# ENTRIES SHOWN
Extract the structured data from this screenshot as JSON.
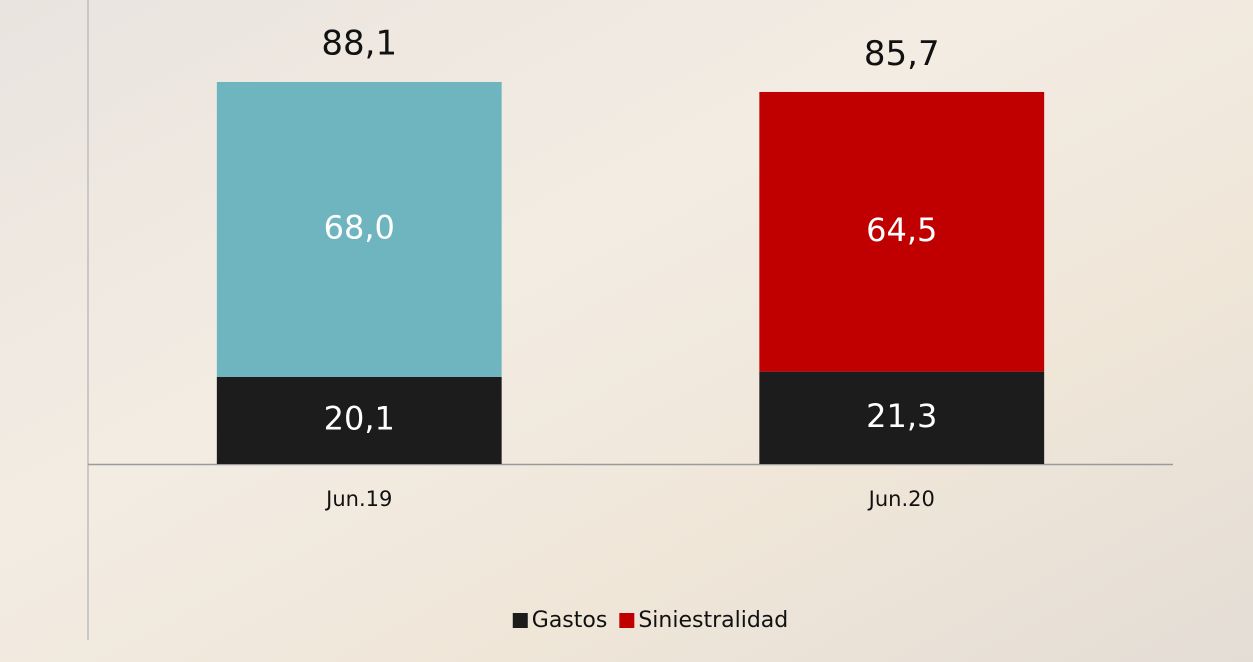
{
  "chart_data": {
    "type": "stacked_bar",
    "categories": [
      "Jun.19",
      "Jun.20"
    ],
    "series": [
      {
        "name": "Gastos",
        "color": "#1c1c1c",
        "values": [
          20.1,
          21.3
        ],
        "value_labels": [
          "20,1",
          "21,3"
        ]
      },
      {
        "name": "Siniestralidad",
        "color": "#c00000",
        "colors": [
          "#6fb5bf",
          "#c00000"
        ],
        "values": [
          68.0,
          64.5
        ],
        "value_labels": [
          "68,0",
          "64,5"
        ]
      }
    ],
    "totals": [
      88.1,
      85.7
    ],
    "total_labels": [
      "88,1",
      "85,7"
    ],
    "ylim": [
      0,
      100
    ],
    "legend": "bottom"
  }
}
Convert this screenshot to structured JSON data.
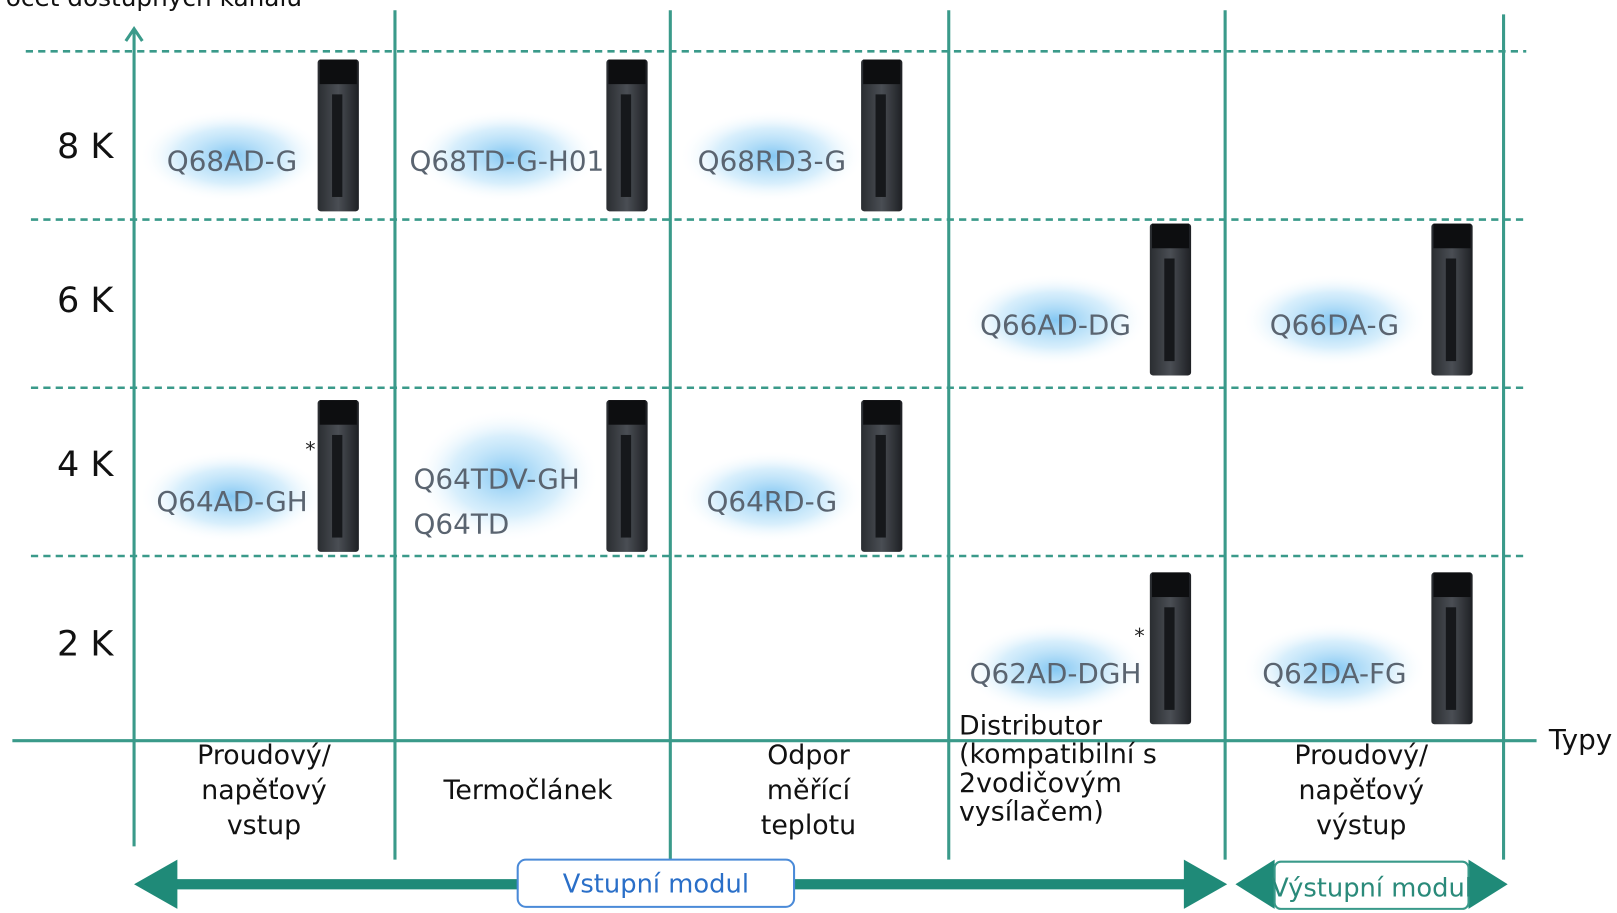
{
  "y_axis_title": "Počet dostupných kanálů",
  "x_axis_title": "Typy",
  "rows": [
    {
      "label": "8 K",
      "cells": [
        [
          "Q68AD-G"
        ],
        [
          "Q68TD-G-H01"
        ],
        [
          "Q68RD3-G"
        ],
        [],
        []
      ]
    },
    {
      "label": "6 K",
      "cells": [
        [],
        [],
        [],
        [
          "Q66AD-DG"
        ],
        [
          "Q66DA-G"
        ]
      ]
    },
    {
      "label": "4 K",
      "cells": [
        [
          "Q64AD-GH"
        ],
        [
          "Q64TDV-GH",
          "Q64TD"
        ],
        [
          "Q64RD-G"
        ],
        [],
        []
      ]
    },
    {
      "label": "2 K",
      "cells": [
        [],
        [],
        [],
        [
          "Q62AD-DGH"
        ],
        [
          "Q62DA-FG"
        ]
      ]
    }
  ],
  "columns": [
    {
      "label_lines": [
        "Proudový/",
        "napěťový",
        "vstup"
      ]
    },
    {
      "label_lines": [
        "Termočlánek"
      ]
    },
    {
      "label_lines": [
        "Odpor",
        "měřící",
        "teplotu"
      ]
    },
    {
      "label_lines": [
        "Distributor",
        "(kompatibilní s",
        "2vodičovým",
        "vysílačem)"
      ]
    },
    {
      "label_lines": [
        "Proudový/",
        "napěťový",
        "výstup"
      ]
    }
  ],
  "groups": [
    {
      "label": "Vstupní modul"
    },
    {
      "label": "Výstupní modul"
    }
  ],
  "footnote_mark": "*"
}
---
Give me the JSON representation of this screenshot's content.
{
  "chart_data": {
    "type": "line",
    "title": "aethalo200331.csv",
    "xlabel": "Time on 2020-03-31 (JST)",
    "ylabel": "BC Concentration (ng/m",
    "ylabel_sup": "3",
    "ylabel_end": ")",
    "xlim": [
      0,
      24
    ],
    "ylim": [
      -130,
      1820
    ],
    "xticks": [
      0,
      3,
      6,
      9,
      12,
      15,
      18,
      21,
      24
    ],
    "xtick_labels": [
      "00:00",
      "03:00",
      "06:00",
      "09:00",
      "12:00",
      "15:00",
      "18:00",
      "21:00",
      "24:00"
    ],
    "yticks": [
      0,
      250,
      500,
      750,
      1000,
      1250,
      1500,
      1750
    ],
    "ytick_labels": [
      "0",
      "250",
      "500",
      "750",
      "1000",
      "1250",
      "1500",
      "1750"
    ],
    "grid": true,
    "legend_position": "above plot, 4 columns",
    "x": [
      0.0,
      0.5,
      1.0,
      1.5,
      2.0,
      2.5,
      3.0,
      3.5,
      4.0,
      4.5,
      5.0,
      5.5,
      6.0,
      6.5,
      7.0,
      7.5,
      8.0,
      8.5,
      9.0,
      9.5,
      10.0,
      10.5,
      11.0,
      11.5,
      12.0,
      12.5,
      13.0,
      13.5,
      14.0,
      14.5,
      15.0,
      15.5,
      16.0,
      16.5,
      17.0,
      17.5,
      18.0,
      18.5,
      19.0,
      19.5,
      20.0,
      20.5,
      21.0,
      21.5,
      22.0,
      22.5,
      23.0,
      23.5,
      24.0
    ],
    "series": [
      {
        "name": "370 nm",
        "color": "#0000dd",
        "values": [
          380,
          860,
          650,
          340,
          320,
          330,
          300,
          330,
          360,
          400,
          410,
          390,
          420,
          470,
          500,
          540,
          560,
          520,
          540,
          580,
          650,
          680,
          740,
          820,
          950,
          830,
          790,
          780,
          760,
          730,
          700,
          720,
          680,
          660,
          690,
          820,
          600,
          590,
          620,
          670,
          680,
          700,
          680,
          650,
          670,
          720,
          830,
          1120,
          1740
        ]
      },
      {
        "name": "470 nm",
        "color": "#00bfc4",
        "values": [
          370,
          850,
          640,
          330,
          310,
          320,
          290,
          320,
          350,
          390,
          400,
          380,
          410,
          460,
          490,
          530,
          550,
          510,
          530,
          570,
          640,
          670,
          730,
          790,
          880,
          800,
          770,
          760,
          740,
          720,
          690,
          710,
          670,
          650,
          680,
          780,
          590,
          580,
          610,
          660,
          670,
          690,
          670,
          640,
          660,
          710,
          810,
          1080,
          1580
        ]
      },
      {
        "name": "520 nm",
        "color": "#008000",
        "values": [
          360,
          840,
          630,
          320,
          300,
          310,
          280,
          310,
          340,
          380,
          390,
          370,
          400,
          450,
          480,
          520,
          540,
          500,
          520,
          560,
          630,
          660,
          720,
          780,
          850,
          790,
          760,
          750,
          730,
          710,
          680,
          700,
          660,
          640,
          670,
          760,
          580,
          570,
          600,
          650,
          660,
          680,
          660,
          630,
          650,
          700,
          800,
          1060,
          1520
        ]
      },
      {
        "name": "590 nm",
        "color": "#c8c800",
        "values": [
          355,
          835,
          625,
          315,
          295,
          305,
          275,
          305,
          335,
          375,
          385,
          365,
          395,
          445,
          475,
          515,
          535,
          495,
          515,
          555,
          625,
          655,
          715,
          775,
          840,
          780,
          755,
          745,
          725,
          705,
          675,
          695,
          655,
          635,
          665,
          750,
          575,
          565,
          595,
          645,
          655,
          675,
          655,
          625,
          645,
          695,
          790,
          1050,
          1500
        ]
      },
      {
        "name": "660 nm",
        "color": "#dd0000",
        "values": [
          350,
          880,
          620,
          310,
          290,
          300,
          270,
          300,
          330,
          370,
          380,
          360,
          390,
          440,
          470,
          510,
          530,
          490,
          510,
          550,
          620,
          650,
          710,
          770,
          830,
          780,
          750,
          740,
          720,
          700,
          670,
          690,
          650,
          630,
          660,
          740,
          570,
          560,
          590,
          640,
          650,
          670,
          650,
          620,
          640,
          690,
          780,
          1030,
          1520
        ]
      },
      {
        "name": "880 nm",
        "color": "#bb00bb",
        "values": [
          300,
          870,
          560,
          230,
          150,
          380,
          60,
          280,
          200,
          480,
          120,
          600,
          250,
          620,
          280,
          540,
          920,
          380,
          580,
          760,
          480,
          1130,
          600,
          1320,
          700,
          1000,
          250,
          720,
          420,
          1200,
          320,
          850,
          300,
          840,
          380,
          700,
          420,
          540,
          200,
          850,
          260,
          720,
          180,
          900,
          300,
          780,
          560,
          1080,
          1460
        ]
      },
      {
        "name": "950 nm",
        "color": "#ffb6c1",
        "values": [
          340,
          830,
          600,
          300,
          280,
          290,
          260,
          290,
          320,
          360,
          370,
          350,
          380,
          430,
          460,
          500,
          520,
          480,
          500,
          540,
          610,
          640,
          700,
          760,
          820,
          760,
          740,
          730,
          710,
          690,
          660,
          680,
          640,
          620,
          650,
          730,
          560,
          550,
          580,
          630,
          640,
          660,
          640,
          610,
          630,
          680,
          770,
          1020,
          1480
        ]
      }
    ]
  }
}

# REQUIREMENTS
Copy all lines from the data that hold the word "screenshot".

# ANSWER TO THE TASK
Extract the structured data from this screenshot as JSON.
Convert this screenshot to structured JSON data.
Give me the JSON representation of this screenshot's content.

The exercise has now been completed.